Items listed in a dataset:

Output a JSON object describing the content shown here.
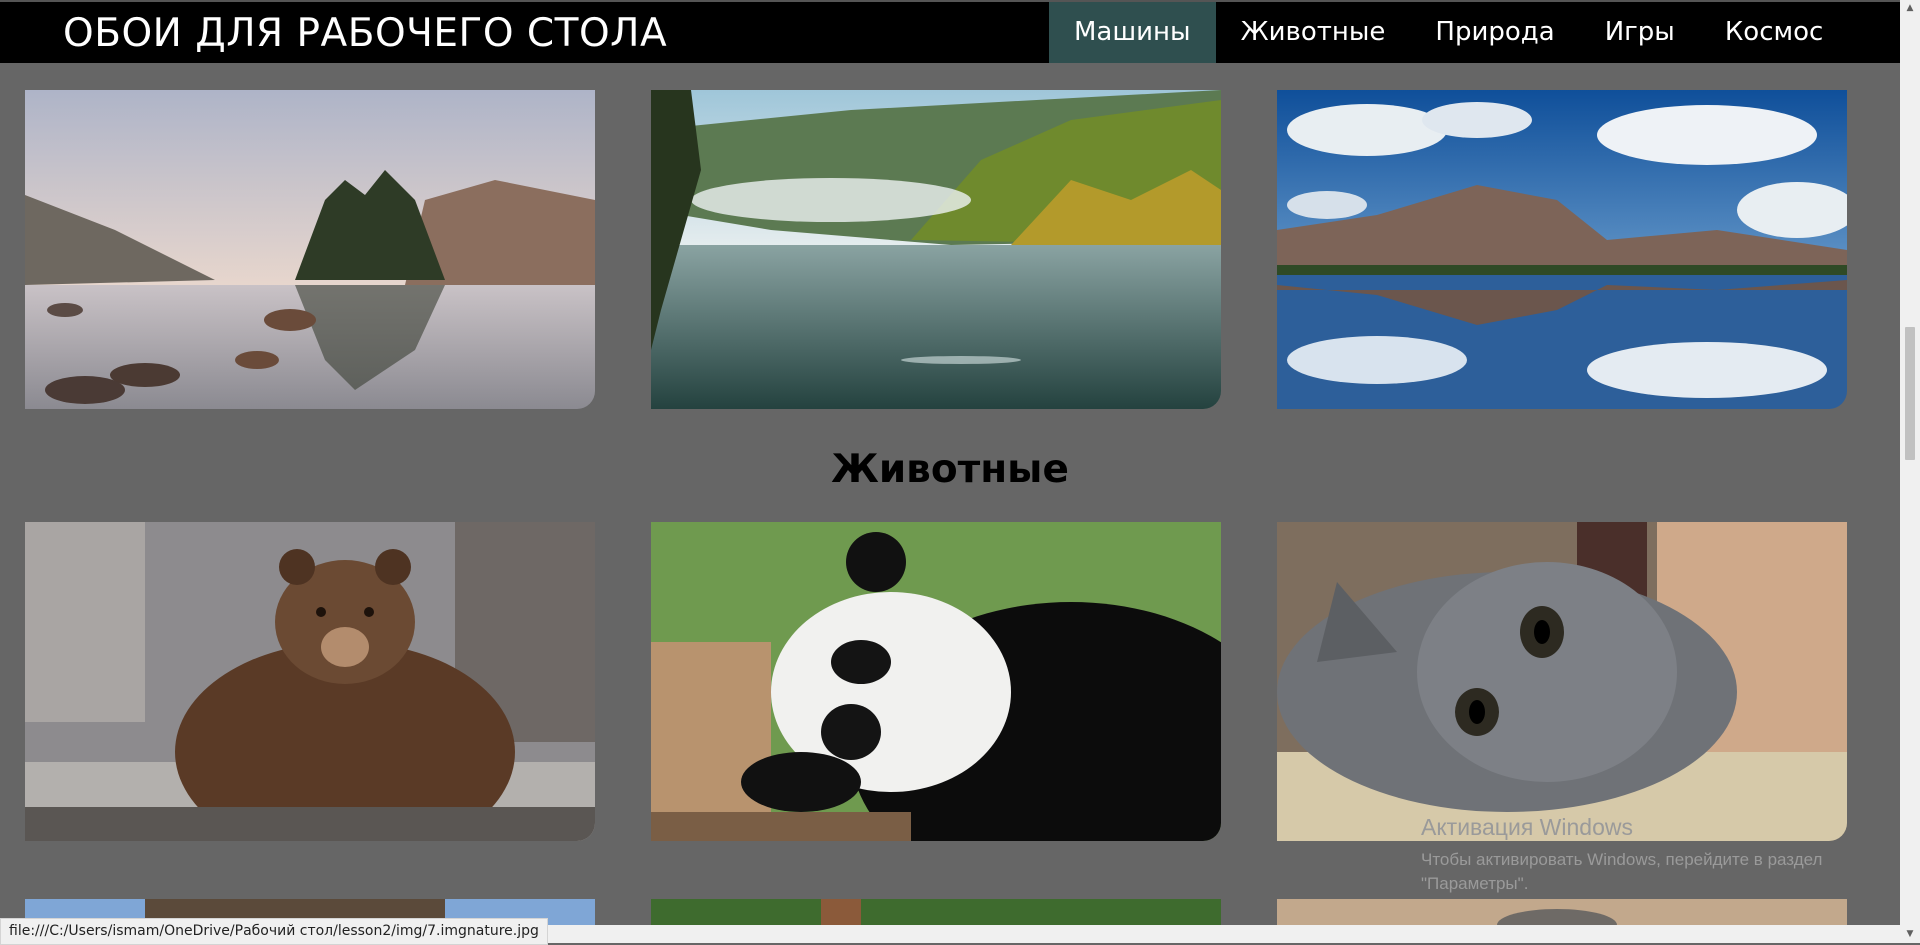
{
  "header": {
    "site_title": "ОБОИ ДЛЯ РАБОЧЕГО СТОЛА",
    "nav": [
      {
        "label": "Машины",
        "active": true
      },
      {
        "label": "Животные",
        "active": false
      },
      {
        "label": "Природа",
        "active": false
      },
      {
        "label": "Игры",
        "active": false
      },
      {
        "label": "Космос",
        "active": false
      }
    ]
  },
  "sections": [
    {
      "heading": "Животные"
    }
  ],
  "status_bar": {
    "url": "file:///C:/Users/ismam/OneDrive/Рабочий стол/lesson2/img/7.imgnature.jpg"
  },
  "watermark": {
    "title": "Активация Windows",
    "subtitle": "Чтобы активировать Windows, перейдите в раздел \"Параметры\"."
  },
  "colors": {
    "page_bg": "#666666",
    "header_bg": "#000000",
    "nav_active_bg": "#2f4f4f"
  }
}
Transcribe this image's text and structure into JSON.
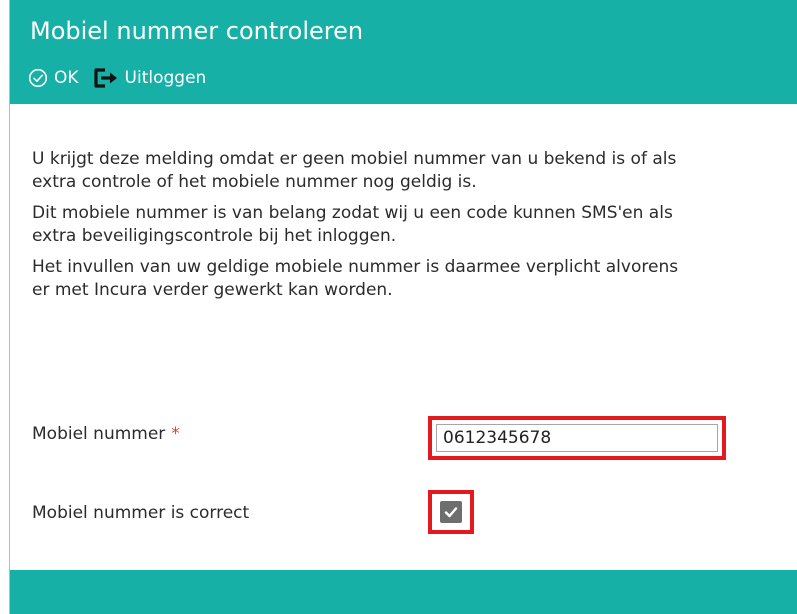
{
  "dialog": {
    "title": "Mobiel nummer controleren"
  },
  "toolbar": {
    "ok_label": "OK",
    "ok_icon": "check-circle-icon",
    "logout_label": "Uitloggen",
    "logout_icon": "logout-icon"
  },
  "messages": [
    "U krijgt deze melding omdat er geen mobiel nummer van u bekend is of als extra controle of het mobiele nummer nog geldig is.",
    "Dit mobiele nummer is van belang zodat wij u een code kunnen SMS'en als extra beveiligingscontrole bij het inloggen.",
    "Het invullen van uw geldige mobiele nummer is daarmee verplicht alvorens er met Incura verder gewerkt kan worden."
  ],
  "form": {
    "phone_label": "Mobiel nummer",
    "required_mark": "*",
    "phone_value": "0612345678",
    "confirm_label": "Mobiel nummer is correct",
    "confirm_checked": true
  },
  "colors": {
    "brand": "#16b0a7",
    "highlight": "#e2191f",
    "required": "#e0443a"
  }
}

What you have to do:
Write out the full listing verbatim, excluding its pictures.

Solution:
Output a JSON object describing the content shown here.
{
  "header": {
    "site_title": "ОБОИ ДЛЯ РАБОЧЕГО СТОЛА",
    "nav": [
      {
        "label": "Машины",
        "active": true
      },
      {
        "label": "Животные",
        "active": false
      },
      {
        "label": "Природа",
        "active": false
      },
      {
        "label": "Игры",
        "active": false
      },
      {
        "label": "Космос",
        "active": false
      }
    ]
  },
  "sections": [
    {
      "heading": "Животные"
    }
  ],
  "status_bar": {
    "url": "file:///C:/Users/ismam/OneDrive/Рабочий стол/lesson2/img/7.imgnature.jpg"
  },
  "watermark": {
    "title": "Активация Windows",
    "subtitle": "Чтобы активировать Windows, перейдите в раздел \"Параметры\"."
  },
  "colors": {
    "page_bg": "#666666",
    "header_bg": "#000000",
    "nav_active_bg": "#2f4f4f"
  }
}
Transcribe this image's text and structure into JSON.
{
  "dialog": {
    "title": "Mobiel nummer controleren"
  },
  "toolbar": {
    "ok_label": "OK",
    "ok_icon": "check-circle-icon",
    "logout_label": "Uitloggen",
    "logout_icon": "logout-icon"
  },
  "messages": [
    "U krijgt deze melding omdat er geen mobiel nummer van u bekend is of als extra controle of het mobiele nummer nog geldig is.",
    "Dit mobiele nummer is van belang zodat wij u een code kunnen SMS'en als extra beveiligingscontrole bij het inloggen.",
    "Het invullen van uw geldige mobiele nummer is daarmee verplicht alvorens er met Incura verder gewerkt kan worden."
  ],
  "form": {
    "phone_label": "Mobiel nummer",
    "required_mark": "*",
    "phone_value": "0612345678",
    "confirm_label": "Mobiel nummer is correct",
    "confirm_checked": true
  },
  "colors": {
    "brand": "#16b0a7",
    "highlight": "#e2191f",
    "required": "#e0443a"
  }
}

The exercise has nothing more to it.